Objective:
Scan the records for the word "watermark". Copy each line that includes it.

The data:
————————
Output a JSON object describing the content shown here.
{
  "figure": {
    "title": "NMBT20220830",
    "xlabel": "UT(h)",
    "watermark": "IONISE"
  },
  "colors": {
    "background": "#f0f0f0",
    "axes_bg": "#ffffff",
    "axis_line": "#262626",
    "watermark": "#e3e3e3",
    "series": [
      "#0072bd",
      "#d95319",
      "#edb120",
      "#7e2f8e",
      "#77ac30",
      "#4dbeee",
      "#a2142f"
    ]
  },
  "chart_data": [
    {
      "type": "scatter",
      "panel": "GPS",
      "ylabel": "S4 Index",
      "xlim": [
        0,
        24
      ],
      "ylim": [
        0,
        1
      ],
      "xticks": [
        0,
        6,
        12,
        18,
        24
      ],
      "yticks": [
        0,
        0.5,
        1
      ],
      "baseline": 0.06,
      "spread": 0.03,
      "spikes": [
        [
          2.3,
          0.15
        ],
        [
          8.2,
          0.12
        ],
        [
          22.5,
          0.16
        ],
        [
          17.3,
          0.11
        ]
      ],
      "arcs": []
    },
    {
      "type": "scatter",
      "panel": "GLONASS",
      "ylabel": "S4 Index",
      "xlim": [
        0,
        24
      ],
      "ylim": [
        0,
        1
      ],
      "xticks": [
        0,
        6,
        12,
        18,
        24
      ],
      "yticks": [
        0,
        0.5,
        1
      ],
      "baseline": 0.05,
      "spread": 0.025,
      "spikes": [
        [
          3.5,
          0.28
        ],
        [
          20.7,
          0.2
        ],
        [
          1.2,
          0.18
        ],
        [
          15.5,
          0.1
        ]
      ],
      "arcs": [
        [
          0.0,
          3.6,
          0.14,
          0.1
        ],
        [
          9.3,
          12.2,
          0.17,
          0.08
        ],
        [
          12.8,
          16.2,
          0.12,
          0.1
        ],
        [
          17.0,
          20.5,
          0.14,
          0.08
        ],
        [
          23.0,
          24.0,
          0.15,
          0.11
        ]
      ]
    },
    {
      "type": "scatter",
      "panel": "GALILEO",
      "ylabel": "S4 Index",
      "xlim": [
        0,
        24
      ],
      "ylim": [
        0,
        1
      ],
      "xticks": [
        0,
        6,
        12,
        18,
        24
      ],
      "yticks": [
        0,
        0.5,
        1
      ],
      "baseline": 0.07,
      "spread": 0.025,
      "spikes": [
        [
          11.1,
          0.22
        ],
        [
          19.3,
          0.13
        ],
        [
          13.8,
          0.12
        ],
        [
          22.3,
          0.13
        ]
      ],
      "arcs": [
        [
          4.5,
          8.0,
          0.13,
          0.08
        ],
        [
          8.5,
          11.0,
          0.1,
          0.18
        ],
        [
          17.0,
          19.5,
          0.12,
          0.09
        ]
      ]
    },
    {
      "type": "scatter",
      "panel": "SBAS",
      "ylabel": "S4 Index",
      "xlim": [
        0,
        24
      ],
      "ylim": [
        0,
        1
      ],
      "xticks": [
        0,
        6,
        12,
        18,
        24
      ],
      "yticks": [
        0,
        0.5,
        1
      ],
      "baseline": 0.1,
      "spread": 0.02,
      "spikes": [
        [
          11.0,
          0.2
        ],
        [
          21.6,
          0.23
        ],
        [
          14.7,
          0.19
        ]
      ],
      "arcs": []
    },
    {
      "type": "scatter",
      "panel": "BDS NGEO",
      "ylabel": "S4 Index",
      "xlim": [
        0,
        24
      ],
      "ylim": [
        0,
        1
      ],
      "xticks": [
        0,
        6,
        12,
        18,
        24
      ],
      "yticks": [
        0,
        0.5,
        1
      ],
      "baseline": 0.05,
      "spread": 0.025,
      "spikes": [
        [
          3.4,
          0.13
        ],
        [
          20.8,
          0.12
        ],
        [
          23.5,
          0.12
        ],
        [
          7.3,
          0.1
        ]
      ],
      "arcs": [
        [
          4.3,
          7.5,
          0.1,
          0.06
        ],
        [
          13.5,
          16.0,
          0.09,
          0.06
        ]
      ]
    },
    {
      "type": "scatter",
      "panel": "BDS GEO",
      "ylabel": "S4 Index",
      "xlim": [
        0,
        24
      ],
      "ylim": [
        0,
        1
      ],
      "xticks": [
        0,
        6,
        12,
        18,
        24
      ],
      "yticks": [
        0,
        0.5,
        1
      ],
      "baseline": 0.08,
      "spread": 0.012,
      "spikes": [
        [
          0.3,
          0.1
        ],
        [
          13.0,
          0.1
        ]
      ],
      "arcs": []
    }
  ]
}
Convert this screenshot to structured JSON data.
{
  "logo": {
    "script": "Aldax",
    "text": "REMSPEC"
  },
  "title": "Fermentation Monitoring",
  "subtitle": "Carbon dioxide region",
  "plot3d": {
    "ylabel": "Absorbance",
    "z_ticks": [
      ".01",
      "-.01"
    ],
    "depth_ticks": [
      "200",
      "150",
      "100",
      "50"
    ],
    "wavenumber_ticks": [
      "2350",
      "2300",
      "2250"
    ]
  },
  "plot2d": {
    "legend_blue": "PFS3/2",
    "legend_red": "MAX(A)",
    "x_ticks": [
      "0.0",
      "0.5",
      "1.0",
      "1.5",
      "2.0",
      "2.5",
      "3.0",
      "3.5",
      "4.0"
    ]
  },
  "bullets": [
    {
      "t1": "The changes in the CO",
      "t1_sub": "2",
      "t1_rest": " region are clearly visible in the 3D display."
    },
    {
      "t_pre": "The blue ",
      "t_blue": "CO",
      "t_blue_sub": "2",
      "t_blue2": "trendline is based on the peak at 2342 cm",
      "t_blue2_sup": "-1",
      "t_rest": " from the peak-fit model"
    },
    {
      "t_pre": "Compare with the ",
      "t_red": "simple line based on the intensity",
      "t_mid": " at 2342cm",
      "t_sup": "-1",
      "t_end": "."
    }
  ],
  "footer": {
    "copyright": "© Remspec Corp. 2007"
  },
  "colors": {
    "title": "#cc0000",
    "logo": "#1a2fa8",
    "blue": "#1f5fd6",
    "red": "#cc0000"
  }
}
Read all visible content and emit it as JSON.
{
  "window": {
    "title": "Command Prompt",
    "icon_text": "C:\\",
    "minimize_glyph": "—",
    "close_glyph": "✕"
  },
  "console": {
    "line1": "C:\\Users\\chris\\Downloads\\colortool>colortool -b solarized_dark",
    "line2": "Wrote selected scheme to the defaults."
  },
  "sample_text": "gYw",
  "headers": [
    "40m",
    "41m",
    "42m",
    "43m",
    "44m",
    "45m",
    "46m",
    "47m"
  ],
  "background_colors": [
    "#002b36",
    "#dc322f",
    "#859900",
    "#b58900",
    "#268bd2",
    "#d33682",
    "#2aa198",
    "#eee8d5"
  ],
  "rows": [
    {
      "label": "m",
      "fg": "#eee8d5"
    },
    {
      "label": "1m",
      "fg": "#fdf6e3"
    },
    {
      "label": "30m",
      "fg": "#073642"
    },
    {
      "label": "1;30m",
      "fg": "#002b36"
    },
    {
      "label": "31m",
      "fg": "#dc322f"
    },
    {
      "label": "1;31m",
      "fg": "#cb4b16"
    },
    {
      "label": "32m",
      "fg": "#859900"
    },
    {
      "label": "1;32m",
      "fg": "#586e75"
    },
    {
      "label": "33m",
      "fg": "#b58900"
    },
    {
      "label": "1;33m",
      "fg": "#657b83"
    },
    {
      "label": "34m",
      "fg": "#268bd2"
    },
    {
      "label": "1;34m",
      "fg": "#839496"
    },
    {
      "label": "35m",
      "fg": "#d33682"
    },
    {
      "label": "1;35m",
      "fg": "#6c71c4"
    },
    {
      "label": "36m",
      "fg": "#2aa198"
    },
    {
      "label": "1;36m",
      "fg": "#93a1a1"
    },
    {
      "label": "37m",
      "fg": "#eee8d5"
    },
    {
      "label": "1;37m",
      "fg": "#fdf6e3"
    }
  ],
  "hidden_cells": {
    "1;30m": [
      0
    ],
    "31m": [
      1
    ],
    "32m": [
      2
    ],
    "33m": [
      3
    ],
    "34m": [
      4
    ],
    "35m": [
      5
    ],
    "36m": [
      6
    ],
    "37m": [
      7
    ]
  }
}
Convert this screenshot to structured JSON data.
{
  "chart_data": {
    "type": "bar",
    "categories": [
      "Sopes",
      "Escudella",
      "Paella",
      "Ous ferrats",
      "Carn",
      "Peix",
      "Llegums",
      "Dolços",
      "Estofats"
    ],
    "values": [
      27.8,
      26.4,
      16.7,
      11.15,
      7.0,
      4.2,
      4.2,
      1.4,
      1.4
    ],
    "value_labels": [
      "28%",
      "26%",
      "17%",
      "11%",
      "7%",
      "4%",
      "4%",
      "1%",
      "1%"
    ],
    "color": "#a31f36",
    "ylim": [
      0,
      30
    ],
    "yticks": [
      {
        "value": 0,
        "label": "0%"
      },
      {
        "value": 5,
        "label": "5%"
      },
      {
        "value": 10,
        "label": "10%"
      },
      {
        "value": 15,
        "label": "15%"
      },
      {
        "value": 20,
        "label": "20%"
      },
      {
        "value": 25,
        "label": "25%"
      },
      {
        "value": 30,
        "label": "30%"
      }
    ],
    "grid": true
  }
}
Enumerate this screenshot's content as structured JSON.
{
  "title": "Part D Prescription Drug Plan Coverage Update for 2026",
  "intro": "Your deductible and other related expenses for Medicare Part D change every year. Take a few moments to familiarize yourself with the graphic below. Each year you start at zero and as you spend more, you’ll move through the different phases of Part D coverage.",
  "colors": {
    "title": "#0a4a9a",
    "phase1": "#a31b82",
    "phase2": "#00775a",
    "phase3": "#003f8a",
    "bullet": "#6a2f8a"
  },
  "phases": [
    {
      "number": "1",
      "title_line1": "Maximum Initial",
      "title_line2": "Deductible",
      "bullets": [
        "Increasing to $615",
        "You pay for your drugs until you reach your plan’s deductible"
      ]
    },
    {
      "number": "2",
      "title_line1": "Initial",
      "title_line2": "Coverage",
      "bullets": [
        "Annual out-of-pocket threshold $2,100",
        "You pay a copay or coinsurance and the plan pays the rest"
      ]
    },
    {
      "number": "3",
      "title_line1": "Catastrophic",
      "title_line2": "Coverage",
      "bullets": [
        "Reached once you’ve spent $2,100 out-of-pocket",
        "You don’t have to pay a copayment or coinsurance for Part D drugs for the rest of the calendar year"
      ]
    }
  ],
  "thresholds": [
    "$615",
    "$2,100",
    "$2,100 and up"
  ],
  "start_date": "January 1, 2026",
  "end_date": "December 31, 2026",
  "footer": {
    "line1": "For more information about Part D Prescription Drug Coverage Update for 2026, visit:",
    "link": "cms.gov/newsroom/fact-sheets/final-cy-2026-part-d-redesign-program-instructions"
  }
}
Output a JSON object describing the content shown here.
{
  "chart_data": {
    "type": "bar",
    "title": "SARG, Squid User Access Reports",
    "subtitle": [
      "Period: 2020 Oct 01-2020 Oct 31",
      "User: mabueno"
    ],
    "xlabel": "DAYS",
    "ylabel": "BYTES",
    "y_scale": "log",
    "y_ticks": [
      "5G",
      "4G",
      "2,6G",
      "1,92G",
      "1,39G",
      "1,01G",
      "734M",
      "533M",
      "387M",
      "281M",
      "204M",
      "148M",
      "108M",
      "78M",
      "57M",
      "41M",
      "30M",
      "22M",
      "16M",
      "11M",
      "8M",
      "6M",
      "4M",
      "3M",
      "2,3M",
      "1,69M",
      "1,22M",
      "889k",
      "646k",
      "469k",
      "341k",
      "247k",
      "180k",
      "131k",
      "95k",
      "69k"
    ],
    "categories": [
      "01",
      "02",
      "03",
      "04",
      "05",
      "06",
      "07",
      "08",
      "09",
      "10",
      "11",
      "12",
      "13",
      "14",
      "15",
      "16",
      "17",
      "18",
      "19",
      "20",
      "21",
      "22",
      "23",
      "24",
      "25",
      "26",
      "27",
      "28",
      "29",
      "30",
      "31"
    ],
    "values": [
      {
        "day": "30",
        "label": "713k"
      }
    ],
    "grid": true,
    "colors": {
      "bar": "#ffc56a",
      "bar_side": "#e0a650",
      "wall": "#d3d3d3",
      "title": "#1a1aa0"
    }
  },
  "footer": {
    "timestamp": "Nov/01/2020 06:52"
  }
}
————————
Reply to the exercise:
    "watermark": "IONISE"
    "watermark": "#e3e3e3",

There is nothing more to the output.